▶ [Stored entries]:
···

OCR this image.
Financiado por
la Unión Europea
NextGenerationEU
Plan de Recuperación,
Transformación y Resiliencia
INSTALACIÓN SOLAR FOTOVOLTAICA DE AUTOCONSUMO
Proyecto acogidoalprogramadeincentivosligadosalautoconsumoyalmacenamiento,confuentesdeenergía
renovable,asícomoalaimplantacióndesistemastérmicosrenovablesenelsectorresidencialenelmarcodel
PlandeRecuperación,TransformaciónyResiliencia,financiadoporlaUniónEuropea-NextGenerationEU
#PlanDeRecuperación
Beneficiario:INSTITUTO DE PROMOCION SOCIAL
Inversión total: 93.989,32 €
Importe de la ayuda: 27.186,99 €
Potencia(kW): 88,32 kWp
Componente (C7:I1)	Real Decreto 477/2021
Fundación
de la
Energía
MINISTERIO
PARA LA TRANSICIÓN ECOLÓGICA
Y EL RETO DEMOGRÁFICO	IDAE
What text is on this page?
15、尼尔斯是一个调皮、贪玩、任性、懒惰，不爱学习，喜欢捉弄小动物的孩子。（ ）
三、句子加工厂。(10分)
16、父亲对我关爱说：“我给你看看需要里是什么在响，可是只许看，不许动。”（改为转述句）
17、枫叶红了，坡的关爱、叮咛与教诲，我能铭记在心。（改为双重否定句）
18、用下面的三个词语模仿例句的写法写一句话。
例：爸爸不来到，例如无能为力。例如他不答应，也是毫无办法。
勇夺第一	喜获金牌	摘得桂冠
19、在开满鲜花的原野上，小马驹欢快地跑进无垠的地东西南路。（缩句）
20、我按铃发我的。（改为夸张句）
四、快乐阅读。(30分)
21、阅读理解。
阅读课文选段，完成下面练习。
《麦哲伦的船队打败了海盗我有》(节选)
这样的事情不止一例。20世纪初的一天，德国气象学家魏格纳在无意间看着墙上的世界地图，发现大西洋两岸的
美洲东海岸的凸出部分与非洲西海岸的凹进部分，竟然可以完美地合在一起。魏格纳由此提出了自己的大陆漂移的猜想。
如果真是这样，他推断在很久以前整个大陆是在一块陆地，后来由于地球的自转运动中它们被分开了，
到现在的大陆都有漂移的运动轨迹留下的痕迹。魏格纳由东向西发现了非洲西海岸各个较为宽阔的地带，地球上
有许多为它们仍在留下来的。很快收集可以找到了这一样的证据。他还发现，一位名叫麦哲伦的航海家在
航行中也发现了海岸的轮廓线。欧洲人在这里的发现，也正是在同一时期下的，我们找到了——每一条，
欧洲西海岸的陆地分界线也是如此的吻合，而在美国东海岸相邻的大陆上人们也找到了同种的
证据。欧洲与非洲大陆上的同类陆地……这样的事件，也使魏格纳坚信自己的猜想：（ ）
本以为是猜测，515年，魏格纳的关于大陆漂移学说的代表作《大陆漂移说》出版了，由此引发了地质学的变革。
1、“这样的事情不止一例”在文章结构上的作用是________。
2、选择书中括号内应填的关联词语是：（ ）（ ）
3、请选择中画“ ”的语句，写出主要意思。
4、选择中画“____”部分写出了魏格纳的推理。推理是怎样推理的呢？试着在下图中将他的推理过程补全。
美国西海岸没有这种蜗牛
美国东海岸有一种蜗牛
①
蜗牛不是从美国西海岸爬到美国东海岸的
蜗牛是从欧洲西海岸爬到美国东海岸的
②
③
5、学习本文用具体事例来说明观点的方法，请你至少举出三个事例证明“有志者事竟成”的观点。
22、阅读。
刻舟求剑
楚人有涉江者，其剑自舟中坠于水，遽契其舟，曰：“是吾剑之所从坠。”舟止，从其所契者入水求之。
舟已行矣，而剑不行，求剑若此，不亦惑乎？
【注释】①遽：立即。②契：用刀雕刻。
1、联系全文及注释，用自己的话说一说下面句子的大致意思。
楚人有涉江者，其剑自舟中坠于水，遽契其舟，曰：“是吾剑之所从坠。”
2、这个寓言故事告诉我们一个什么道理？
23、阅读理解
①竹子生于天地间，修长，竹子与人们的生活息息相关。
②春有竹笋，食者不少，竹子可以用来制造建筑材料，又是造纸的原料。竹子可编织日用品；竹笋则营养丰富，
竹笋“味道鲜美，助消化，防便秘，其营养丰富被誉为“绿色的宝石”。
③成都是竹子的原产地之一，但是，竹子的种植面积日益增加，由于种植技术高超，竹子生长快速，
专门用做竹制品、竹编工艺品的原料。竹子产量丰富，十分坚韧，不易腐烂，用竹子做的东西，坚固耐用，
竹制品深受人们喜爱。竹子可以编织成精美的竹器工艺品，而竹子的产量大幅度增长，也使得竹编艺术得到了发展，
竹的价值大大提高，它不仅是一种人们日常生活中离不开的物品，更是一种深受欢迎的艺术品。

···

▶ [Written exercise]: Exactly reproduce every record.

▶ [Response to the task]:
OCR this image.
Financiado por
la Unión Europea
NextGenerationEU
Plan de Recuperación,
Transformación y Resiliencia
INSTALACIÓN SOLAR FOTOVOLTAICA DE AUTOCONSUMO
Proyecto acogidoalprogramadeincentivosligadosalautoconsumoyalmacenamiento,confuentesdeenergía
renovable,asícomoalaimplantacióndesistemastérmicosrenovablesenelsectorresidencialenelmarcodel
PlandeRecuperación,TransformaciónyResiliencia,financiadoporlaUniónEuropea-NextGenerationEU
#PlanDeRecuperación
Beneficiario:INSTITUTO DE PROMOCION SOCIAL
Inversión total: 93.989,32 €
Importe de la ayuda: 27.186,99 €
Potencia(kW): 88,32 kWp
Componente (C7:I1)	Real Decreto 477/2021
Fundación
de la
Energía
MINISTERIO
PARA LA TRANSICIÓN ECOLÓGICA
Y EL RETO DEMOGRÁFICO	IDAE
What text is on this page?
15、尼尔斯是一个调皮、贪玩、任性、懒惰，不爱学习，喜欢捉弄小动物的孩子。（ ）
三、句子加工厂。(10分)
16、父亲对我关爱说：“我给你看看需要里是什么在响，可是只许看，不许动。”（改为转述句）
17、枫叶红了，坡的关爱、叮咛与教诲，我能铭记在心。（改为双重否定句）
18、用下面的三个词语模仿例句的写法写一句话。
例：爸爸不来到，例如无能为力。例如他不答应，也是毫无办法。
勇夺第一	喜获金牌	摘得桂冠
19、在开满鲜花的原野上，小马驹欢快地跑进无垠的地东西南路。（缩句）
20、我按铃发我的。（改为夸张句）
四、快乐阅读。(30分)
21、阅读理解。
阅读课文选段，完成下面练习。
《麦哲伦的船队打败了海盗我有》(节选)
这样的事情不止一例。20世纪初的一天，德国气象学家魏格纳在无意间看着墙上的世界地图，发现大西洋两岸的
美洲东海岸的凸出部分与非洲西海岸的凹进部分，竟然可以完美地合在一起。魏格纳由此提出了自己的大陆漂移的猜想。
如果真是这样，他推断在很久以前整个大陆是在一块陆地，后来由于地球的自转运动中它们被分开了，
到现在的大陆都有漂移的运动轨迹留下的痕迹。魏格纳由东向西发现了非洲西海岸各个较为宽阔的地带，地球上
有许多为它们仍在留下来的。很快收集可以找到了这一样的证据。他还发现，一位名叫麦哲伦的航海家在
航行中也发现了海岸的轮廓线。欧洲人在这里的发现，也正是在同一时期下的，我们找到了——每一条，
欧洲西海岸的陆地分界线也是如此的吻合，而在美国东海岸相邻的大陆上人们也找到了同种的
证据。欧洲与非洲大陆上的同类陆地……这样的事件，也使魏格纳坚信自己的猜想：（ ）
本以为是猜测，515年，魏格纳的关于大陆漂移学说的代表作《大陆漂移说》出版了，由此引发了地质学的变革。
1、“这样的事情不止一例”在文章结构上的作用是________。
2、选择书中括号内应填的关联词语是：（ ）（ ）
3、请选择中画“ ”的语句，写出主要意思。
4、选择中画“____”部分写出了魏格纳的推理。推理是怎样推理的呢？试着在下图中将他的推理过程补全。
美国西海岸没有这种蜗牛
美国东海岸有一种蜗牛
①
蜗牛不是从美国西海岸爬到美国东海岸的
蜗牛是从欧洲西海岸爬到美国东海岸的
②
③
5、学习本文用具体事例来说明观点的方法，请你至少举出三个事例证明“有志者事竟成”的观点。
22、阅读。
刻舟求剑
楚人有涉江者，其剑自舟中坠于水，遽契其舟，曰：“是吾剑之所从坠。”舟止，从其所契者入水求之。
舟已行矣，而剑不行，求剑若此，不亦惑乎？
【注释】①遽：立即。②契：用刀雕刻。
1、联系全文及注释，用自己的话说一说下面句子的大致意思。
楚人有涉江者，其剑自舟中坠于水，遽契其舟，曰：“是吾剑之所从坠。”
2、这个寓言故事告诉我们一个什么道理？
23、阅读理解
①竹子生于天地间，修长，竹子与人们的生活息息相关。
②春有竹笋，食者不少，竹子可以用来制造建筑材料，又是造纸的原料。竹子可编织日用品；竹笋则营养丰富，
竹笋“味道鲜美，助消化，防便秘，其营养丰富被誉为“绿色的宝石”。
③成都是竹子的原产地之一，但是，竹子的种植面积日益增加，由于种植技术高超，竹子生长快速，
专门用做竹制品、竹编工艺品的原料。竹子产量丰富，十分坚韧，不易腐烂，用竹子做的东西，坚固耐用，
竹制品深受人们喜爱。竹子可以编织成精美的竹器工艺品，而竹子的产量大幅度增长，也使得竹编艺术得到了发展，
竹的价值大大提高，它不仅是一种人们日常生活中离不开的物品，更是一种深受欢迎的艺术品。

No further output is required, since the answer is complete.